▸ PROBLEM TO SOLVE
Rewrite the entries from the beginning through the line containing "1, 146, 11]", swapping "Fail" for "Reject" and leaving everything else unchanged.
▽
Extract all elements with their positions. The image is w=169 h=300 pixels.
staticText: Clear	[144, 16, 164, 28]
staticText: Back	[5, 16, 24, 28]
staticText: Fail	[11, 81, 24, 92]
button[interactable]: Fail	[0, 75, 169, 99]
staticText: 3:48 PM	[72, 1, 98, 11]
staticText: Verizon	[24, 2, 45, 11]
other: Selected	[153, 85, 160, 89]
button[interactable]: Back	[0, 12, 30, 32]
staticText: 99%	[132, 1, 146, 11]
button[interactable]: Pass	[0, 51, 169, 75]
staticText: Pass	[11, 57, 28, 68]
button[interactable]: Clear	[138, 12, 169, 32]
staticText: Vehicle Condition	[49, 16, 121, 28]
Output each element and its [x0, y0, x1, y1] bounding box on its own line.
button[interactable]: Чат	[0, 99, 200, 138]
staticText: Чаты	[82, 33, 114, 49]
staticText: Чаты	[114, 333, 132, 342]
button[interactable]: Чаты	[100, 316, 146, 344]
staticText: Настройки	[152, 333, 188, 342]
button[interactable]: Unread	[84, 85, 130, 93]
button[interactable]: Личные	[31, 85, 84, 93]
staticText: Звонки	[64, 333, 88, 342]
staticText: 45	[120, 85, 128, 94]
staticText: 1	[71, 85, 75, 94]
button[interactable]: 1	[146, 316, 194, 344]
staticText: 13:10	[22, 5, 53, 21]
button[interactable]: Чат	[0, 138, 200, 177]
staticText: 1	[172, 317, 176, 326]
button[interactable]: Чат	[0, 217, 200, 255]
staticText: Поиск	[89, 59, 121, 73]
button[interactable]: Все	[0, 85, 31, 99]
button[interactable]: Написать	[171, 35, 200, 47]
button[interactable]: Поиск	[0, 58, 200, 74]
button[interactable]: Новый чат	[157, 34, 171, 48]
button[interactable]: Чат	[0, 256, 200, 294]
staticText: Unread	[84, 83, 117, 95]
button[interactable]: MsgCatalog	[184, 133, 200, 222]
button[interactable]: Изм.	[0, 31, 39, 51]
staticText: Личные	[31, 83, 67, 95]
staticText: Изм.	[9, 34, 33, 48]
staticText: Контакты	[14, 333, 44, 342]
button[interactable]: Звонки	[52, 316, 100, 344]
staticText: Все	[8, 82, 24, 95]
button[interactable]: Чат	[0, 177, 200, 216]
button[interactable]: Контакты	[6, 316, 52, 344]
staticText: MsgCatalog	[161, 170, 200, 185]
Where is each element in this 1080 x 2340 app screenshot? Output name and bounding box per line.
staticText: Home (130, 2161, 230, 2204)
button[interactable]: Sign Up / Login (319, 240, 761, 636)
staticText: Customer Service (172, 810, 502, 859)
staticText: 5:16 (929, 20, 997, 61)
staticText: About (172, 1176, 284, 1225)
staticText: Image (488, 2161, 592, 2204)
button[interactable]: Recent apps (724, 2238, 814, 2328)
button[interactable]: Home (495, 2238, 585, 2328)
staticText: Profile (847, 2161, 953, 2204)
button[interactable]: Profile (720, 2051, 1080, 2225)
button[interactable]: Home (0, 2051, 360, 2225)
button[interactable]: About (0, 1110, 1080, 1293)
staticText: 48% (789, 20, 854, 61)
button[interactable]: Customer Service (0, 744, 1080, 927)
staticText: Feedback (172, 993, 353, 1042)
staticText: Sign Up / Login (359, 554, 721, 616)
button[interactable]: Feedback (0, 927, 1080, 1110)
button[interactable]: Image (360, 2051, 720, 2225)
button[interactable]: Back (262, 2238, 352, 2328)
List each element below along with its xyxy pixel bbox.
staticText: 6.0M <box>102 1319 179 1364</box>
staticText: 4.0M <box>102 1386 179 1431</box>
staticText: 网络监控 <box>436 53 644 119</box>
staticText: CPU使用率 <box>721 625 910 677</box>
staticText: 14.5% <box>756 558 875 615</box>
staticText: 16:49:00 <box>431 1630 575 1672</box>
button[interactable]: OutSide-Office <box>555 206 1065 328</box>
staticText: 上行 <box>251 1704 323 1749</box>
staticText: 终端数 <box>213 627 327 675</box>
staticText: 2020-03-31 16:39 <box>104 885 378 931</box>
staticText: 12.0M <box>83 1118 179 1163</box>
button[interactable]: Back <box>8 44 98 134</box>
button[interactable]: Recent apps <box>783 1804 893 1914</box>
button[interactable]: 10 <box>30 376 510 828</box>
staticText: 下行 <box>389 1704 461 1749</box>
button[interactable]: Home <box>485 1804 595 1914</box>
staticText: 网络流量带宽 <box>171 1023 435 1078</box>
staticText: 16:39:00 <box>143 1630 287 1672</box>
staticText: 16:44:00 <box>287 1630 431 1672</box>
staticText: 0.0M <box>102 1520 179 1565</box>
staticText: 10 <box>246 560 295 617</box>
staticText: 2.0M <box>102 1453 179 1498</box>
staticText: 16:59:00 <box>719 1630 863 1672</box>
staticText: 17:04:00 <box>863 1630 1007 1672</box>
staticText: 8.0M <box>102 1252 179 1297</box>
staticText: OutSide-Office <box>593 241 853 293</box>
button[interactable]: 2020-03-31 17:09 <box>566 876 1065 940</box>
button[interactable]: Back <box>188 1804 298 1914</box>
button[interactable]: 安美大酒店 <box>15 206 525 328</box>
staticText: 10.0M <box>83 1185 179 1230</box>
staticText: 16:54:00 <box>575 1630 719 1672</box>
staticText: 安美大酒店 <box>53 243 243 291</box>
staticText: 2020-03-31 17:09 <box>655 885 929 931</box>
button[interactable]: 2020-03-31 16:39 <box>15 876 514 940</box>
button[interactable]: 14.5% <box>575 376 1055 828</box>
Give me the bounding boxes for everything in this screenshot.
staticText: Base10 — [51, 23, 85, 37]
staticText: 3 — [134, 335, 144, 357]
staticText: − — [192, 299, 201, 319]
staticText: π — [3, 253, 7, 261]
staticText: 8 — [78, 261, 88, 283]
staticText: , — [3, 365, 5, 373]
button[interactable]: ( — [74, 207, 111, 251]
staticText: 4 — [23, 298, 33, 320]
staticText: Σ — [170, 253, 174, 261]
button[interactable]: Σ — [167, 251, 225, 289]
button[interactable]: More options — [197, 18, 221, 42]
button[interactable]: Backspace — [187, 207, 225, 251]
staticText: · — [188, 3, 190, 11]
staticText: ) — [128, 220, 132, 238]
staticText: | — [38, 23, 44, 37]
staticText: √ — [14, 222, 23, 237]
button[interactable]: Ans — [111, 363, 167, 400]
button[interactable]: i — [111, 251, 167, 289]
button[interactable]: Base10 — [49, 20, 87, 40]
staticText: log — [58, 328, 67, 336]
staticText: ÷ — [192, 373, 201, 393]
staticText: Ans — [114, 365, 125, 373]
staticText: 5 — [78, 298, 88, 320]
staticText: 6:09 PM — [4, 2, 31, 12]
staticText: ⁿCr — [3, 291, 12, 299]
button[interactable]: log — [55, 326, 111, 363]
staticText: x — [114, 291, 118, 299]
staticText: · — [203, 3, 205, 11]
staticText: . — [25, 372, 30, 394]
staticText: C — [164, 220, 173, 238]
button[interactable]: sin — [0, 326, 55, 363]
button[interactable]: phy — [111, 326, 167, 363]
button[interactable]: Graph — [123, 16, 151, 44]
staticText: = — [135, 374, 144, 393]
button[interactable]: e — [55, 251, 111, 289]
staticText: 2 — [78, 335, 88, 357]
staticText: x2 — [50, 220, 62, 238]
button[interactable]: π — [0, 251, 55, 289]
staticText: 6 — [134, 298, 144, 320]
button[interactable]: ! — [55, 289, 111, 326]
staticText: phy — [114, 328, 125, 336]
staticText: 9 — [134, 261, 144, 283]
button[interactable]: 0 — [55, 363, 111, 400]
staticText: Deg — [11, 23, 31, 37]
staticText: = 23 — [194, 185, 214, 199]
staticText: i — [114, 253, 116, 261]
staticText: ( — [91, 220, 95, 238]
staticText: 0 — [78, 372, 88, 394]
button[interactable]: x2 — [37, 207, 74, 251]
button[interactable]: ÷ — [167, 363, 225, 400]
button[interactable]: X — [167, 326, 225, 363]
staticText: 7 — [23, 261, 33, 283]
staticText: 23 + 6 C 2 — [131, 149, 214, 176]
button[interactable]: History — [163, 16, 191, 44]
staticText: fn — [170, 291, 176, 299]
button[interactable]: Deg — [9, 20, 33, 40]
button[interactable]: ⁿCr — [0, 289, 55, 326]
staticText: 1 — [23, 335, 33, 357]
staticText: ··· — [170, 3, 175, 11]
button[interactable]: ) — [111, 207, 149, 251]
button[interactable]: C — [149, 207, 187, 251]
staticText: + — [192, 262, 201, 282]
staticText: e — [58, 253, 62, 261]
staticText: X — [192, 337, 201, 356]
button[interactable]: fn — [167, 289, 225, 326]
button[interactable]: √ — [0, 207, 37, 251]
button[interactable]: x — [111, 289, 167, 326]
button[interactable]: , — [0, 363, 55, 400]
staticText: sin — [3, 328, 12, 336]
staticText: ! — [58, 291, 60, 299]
△
▸ RESULT BELOW
Extract all elements with their positions. The image is w=169 h=300 pixels.
staticText: Clear	[144, 16, 164, 28]
staticText: Back	[5, 16, 24, 28]
staticText: Reject	[11, 81, 24, 92]
button[interactable]: Reject	[0, 75, 169, 99]
staticText: 3:48 PM	[72, 1, 98, 11]
staticText: Verizon	[24, 2, 45, 11]
other: Selected	[153, 85, 160, 89]
button[interactable]: Back	[0, 12, 30, 32]
staticText: 99%	[132, 1, 146, 11]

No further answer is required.